[Request] Read the data and repeat all of it exactly.

[Recorded data]
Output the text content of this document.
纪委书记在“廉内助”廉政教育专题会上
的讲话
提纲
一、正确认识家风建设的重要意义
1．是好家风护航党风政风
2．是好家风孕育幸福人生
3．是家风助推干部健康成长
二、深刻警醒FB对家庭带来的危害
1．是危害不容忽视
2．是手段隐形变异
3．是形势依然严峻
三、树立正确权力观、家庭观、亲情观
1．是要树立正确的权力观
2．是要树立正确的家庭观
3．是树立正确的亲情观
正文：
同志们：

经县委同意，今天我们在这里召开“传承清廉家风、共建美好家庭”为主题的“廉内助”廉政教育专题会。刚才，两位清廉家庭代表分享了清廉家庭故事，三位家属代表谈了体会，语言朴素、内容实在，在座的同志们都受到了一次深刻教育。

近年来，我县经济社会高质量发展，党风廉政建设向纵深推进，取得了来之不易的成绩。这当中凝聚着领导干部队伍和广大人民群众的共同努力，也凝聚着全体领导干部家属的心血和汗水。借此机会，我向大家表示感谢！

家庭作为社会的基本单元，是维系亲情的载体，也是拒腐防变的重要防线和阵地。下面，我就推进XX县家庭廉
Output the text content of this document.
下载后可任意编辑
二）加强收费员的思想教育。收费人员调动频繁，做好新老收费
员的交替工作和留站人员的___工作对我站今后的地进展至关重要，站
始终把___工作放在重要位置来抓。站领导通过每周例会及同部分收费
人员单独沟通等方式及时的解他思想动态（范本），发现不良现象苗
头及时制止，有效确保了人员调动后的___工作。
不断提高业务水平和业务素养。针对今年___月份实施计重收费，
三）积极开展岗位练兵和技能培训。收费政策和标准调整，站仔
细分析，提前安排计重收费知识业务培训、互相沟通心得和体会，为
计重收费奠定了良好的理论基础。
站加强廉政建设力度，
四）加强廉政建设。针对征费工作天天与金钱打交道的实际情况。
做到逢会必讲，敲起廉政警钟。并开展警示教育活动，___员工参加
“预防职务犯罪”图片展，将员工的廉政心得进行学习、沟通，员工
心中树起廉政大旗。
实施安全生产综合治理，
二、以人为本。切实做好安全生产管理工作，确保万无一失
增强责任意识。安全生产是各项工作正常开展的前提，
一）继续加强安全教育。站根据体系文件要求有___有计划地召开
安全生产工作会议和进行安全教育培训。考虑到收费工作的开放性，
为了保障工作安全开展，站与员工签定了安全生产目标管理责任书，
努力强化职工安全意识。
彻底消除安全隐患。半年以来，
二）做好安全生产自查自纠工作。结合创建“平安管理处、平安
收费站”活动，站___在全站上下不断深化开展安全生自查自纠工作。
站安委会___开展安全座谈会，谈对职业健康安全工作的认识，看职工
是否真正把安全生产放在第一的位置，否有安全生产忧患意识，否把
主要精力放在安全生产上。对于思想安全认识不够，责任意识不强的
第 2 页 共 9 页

[Finished task]
Output the text content of this document.
纪委书记在“廉内助”廉政教育专题会上
的讲话
提纲
一、正确认识家风建设的重要意义
1．是好家风护航党风政风
2．是好家风孕育幸福人生
3．是家风助推干部健康成长
二、深刻警醒FB对家庭带来的危害
1．是危害不容忽视
2．是手段隐形变异
3．是形势依然严峻
三、树立正确权力观、家庭观、亲情观
1．是要树立正确的权力观
2．是要树立正确的家庭观
3．是树立正确的亲情观
正文：
同志们：

经县委同意，今天我们在这里召开“传承清廉家风、共建美好家庭”为主题的“廉内助”廉政教育专题会。刚才，两位清廉家庭代表分享了清廉家庭故事，三位家属代表谈了体会，语言朴素、内容实在，在座的同志们都受到了一次深刻教育。

近年来，我县经济社会高质量发展，党风廉政建设向纵深推进，取得了来之不易的成绩。这当中凝聚着领导干部队伍和广大人民群众的共同努力，也凝聚着全体领导干部家属的心血和汗水。借此机会，我向大家表示感谢！

家庭作为社会的基本单元，是维系亲情的载体，也是拒腐防变的重要防线和阵地。下面，我就推进XX县家庭廉
Output the text content of this document.
下载后可任意编辑
二）加强收费员的思想教育。收费人员调动频繁，做好新老收费
员的交替工作和留站人员的___工作对我站今后的地进展至关重要，站
始终把___工作放在重要位置来抓。站领导通过每周例会及同部分收费
人员单独沟通等方式及时的解他思想动态（范本），发现不良现象苗
头及时制止，有效确保了人员调动后的___工作。
不断提高业务水平和业务素养。针对今年___月份实施计重收费，
三）积极开展岗位练兵和技能培训。收费政策和标准调整，站仔
细分析，提前安排计重收费知识业务培训、互相沟通心得和体会，为
计重收费奠定了良好的理论基础。
站加强廉政建设力度，
四）加强廉政建设。针对征费工作天天与金钱打交道的实际情况。
做到逢会必讲，敲起廉政警钟。并开展警示教育活动，___员工参加
“预防职务犯罪”图片展，将员工的廉政心得进行学习、沟通，员工
心中树起廉政大旗。
实施安全生产综合治理，
二、以人为本。切实做好安全生产管理工作，确保万无一失
增强责任意识。安全生产是各项工作正常开展的前提，
一）继续加强安全教育。站根据体系文件要求有___有计划地召开
安全生产工作会议和进行安全教育培训。考虑到收费工作的开放性，
为了保障工作安全开展，站与员工签定了安全生产目标管理责任书，
努力强化职工安全意识。
彻底消除安全隐患。半年以来，
二）做好安全生产自查自纠工作。结合创建“平安管理处、平安
收费站”活动，站___在全站上下不断深化开展安全生自查自纠工作。
站安委会___开展安全座谈会，谈对职业健康安全工作的认识，看职工
是否真正把安全生产放在第一的位置，否有安全生产忧患意识，否把
主要精力放在安全生产上。对于思想安全认识不够，责任意识不强的
第 2 页 共 9 页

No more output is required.